## What is needed:
Write out each entry again. Keep every word exactly as it is.

## Data provided:
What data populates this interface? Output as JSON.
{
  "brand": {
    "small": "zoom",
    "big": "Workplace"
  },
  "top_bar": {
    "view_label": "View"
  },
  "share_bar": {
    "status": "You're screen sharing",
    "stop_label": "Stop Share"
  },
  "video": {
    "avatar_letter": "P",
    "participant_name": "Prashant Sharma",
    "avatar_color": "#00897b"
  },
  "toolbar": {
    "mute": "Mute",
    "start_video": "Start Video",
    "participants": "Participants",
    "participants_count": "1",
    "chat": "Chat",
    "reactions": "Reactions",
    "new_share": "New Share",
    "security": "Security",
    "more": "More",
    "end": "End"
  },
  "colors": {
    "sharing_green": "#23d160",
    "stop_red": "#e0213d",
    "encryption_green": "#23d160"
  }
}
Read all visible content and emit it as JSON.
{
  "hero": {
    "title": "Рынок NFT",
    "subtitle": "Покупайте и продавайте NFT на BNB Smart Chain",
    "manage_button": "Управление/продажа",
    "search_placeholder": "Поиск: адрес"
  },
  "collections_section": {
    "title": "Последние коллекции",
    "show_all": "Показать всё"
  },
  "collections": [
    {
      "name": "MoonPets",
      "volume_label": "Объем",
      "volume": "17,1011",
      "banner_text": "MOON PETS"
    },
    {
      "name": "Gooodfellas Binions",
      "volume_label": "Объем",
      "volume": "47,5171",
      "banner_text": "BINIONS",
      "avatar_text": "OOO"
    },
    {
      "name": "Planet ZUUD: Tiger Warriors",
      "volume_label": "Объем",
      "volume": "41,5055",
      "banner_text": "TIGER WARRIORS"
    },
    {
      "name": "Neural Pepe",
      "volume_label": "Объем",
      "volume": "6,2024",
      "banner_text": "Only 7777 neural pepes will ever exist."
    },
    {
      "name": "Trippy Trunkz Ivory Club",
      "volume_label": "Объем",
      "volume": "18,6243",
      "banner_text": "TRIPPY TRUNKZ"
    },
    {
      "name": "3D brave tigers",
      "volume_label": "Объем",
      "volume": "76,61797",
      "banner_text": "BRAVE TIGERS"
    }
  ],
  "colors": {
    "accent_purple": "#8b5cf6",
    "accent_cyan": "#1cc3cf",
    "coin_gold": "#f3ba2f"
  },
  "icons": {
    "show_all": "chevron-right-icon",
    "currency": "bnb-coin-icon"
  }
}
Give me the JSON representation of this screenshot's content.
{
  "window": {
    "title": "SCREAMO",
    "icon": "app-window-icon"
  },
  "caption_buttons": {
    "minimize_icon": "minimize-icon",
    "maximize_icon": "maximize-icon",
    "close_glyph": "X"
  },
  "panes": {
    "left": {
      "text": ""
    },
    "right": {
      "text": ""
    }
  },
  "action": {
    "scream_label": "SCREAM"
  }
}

## Solution for this task:
What data populates this interface? Output as JSON.
{
  "brand": {
    "small": "zoom",
    "big": "Workplace"
  },
  "top_bar": {
    "view_label": "View"
  },
  "share_bar": {
    "status": "You're screen sharing",
    "stop_label": "Stop Share"
  },
  "video": {
    "avatar_letter": "P",
    "participant_name": "Prashant Sharma",
    "avatar_color": "#00897b"
  },
  "toolbar": {
    "mute": "Mute",
    "start_video": "Start Video",
    "participants": "Participants",
    "participants_count": "1",
    "chat": "Chat",
    "reactions": "Reactions",
    "new_share": "New Share",
    "security": "Security",
    "more": "More",
    "end": "End"
  },
  "colors": {
    "sharing_green": "#23d160",
    "stop_red": "#e0213d",
    "encryption_green": "#23d160"
  }
}
Read all visible content and emit it as JSON.
{
  "hero": {
    "title": "Рынок NFT",
    "subtitle": "Покупайте и продавайте NFT на BNB Smart Chain",
    "manage_button": "Управление/продажа",
    "search_placeholder": "Поиск: адрес"
  },
  "collections_section": {
    "title": "Последние коллекции",
    "show_all": "Показать всё"
  },
  "collections": [
    {
      "name": "MoonPets",
      "volume_label": "Объем",
      "volume": "17,1011",
      "banner_text": "MOON PETS"
    },
    {
      "name": "Gooodfellas Binions",
      "volume_label": "Объем",
      "volume": "47,5171",
      "banner_text": "BINIONS",
      "avatar_text": "OOO"
    },
    {
      "name": "Planet ZUUD: Tiger Warriors",
      "volume_label": "Объем",
      "volume": "41,5055",
      "banner_text": "TIGER WARRIORS"
    },
    {
      "name": "Neural Pepe",
      "volume_label": "Объем",
      "volume": "6,2024",
      "banner_text": "Only 7777 neural pepes will ever exist."
    },
    {
      "name": "Trippy Trunkz Ivory Club",
      "volume_label": "Объем",
      "volume": "18,6243",
      "banner_text": "TRIPPY TRUNKZ"
    },
    {
      "name": "3D brave tigers",
      "volume_label": "Объем",
      "volume": "76,61797",
      "banner_text": "BRAVE TIGERS"
    }
  ],
  "colors": {
    "accent_purple": "#8b5cf6",
    "accent_cyan": "#1cc3cf",
    "coin_gold": "#f3ba2f"
  },
  "icons": {
    "show_all": "chevron-right-icon",
    "currency": "bnb-coin-icon"
  }
}
Give me the JSON representation of this screenshot's content.
{
  "window": {
    "title": "SCREAMO",
    "icon": "app-window-icon"
  },
  "caption_buttons": {
    "minimize_icon": "minimize-icon",
    "maximize_icon": "maximize-icon",
    "close_glyph": "X"
  },
  "panes": {
    "left": {
      "text": ""
    },
    "right": {
      "text": ""
    }
  },
  "action": {
    "scream_label": "SCREAM"
  }
}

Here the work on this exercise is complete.